■ **Task to complete**
Reproduce the listing below word for word, keeping every line in its original order.
=======
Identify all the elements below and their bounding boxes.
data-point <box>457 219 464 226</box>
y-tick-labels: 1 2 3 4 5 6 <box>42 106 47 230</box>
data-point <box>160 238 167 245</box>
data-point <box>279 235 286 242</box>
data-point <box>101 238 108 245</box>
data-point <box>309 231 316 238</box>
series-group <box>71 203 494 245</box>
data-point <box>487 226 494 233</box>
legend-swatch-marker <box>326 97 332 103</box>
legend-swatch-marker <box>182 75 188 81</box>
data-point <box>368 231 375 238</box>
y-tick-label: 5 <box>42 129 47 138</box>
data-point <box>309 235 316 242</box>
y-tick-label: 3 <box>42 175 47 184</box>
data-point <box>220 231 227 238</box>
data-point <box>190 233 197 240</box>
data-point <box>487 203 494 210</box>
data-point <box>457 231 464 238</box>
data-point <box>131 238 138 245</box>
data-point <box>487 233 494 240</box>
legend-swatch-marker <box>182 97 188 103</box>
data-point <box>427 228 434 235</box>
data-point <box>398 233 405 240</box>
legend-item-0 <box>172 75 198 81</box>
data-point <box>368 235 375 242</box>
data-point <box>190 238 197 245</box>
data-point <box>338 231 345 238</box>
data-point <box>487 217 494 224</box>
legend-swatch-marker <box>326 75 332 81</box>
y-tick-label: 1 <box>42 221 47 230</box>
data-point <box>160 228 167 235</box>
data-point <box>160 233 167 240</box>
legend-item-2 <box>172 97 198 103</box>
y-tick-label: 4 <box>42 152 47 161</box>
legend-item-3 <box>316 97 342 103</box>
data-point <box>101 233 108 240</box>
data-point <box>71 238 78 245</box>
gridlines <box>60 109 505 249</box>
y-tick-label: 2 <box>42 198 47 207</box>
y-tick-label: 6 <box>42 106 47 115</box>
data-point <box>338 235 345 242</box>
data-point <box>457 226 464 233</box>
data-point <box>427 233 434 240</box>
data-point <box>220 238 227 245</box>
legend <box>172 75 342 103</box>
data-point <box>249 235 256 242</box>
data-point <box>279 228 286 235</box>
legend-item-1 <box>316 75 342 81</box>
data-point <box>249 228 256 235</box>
=======
■ **Solved problem**
Identify all the elements below and their bounding boxes.
data-point <box>457 219 464 226</box>
y-tick-labels: 1 2 3 4 5 6 <box>42 106 47 230</box>
data-point <box>160 238 167 245</box>
data-point <box>279 235 286 242</box>
data-point <box>101 238 108 245</box>
data-point <box>309 231 316 238</box>
series-group <box>71 203 494 245</box>
data-point <box>487 226 494 233</box>
legend-swatch-marker <box>326 97 332 103</box>
legend-swatch-marker <box>182 75 188 81</box>
data-point <box>368 231 375 238</box>
y-tick-label: 5 <box>42 129 47 138</box>
data-point <box>309 235 316 242</box>
y-tick-label: 3 <box>42 175 47 184</box>
data-point <box>220 231 227 238</box>
data-point <box>190 233 197 240</box>
data-point <box>487 203 494 210</box>
data-point <box>457 231 464 238</box>
data-point <box>131 238 138 245</box>
data-point <box>487 233 494 240</box>
legend-swatch-marker <box>182 97 188 103</box>
data-point <box>427 228 434 235</box>
data-point <box>398 233 405 240</box>
legend-item-0 <box>172 75 198 81</box>
data-point <box>368 235 375 242</box>
data-point <box>190 238 197 245</box>
data-point <box>338 231 345 238</box>
data-point <box>487 217 494 224</box>
legend-swatch-marker <box>326 75 332 81</box>
y-tick-label: 1 <box>42 221 47 230</box>
data-point <box>160 228 167 235</box>
data-point <box>160 233 167 240</box>
legend-item-2 <box>172 97 198 103</box>
y-tick-label: 4 <box>42 152 47 161</box>
legend-item-3 <box>316 97 342 103</box>
data-point <box>101 233 108 240</box>
data-point <box>71 238 78 245</box>
gridlines <box>60 109 505 249</box>
y-tick-label: 2 <box>42 198 47 207</box>
y-tick-label: 6 <box>42 106 47 115</box>
data-point <box>338 235 345 242</box>
data-point <box>457 226 464 233</box>
data-point <box>427 233 434 240</box>
data-point <box>220 238 227 245</box>
legend <box>172 75 342 103</box>
data-point <box>249 235 256 242</box>
data-point <box>279 228 286 235</box>
legend-item-1 <box>316 75 342 81</box>
data-point <box>249 228 256 235</box>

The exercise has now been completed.